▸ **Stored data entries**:
━━━
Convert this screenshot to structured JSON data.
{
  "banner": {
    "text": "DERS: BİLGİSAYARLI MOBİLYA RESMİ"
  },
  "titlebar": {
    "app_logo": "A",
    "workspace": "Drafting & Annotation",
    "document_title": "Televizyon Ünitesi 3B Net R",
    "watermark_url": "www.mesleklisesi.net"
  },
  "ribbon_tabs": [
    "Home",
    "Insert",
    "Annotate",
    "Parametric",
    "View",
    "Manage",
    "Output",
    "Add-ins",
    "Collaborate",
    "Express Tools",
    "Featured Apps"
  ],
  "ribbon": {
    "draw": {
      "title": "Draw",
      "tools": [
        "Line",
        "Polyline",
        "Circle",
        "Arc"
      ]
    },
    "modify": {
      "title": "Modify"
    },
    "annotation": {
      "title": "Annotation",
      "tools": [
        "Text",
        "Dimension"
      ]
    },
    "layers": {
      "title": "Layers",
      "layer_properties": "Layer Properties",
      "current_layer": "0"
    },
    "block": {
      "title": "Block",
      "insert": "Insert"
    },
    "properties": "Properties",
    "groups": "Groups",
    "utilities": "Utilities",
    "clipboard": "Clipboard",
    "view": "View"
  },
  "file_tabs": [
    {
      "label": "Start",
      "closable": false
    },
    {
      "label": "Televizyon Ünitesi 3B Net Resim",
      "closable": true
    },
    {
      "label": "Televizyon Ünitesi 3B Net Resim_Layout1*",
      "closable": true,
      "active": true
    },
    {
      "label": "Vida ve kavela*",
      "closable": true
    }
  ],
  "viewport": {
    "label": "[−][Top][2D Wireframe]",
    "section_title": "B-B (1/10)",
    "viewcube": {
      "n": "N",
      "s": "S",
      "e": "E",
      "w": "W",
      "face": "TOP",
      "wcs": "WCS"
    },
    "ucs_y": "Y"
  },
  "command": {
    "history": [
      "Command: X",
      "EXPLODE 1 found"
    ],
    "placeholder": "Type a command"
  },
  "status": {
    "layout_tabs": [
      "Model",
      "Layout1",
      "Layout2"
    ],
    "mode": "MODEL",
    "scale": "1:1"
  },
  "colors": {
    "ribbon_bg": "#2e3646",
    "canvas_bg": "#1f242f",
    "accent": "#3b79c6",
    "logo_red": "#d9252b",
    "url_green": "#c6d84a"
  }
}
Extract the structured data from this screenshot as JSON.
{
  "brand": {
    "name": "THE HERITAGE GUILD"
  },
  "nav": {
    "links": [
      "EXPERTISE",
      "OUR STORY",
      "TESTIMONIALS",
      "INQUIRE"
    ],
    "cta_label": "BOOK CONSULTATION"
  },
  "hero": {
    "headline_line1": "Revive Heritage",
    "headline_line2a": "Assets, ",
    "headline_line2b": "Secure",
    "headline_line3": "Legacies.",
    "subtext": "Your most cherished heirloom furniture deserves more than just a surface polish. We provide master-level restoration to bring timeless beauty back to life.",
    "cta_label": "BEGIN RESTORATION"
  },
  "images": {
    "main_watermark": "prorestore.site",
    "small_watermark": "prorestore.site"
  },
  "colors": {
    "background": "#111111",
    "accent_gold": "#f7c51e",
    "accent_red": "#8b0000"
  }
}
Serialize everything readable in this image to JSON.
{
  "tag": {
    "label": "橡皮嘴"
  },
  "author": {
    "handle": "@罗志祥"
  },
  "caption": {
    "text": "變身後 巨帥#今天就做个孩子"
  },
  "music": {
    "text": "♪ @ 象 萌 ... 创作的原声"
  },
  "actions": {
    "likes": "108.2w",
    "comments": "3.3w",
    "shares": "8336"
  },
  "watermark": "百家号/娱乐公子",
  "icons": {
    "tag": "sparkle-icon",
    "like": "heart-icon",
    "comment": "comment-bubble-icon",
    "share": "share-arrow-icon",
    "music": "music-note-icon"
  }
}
━━━
▸ **Your goal**:
The lines to collect are those holding the string "JSON"; copy them all.

▸ **Written response**:
Convert this screenshot to structured JSON data.
Extract the structured data from this screenshot as JSON.
Serialize everything readable in this image to JSON.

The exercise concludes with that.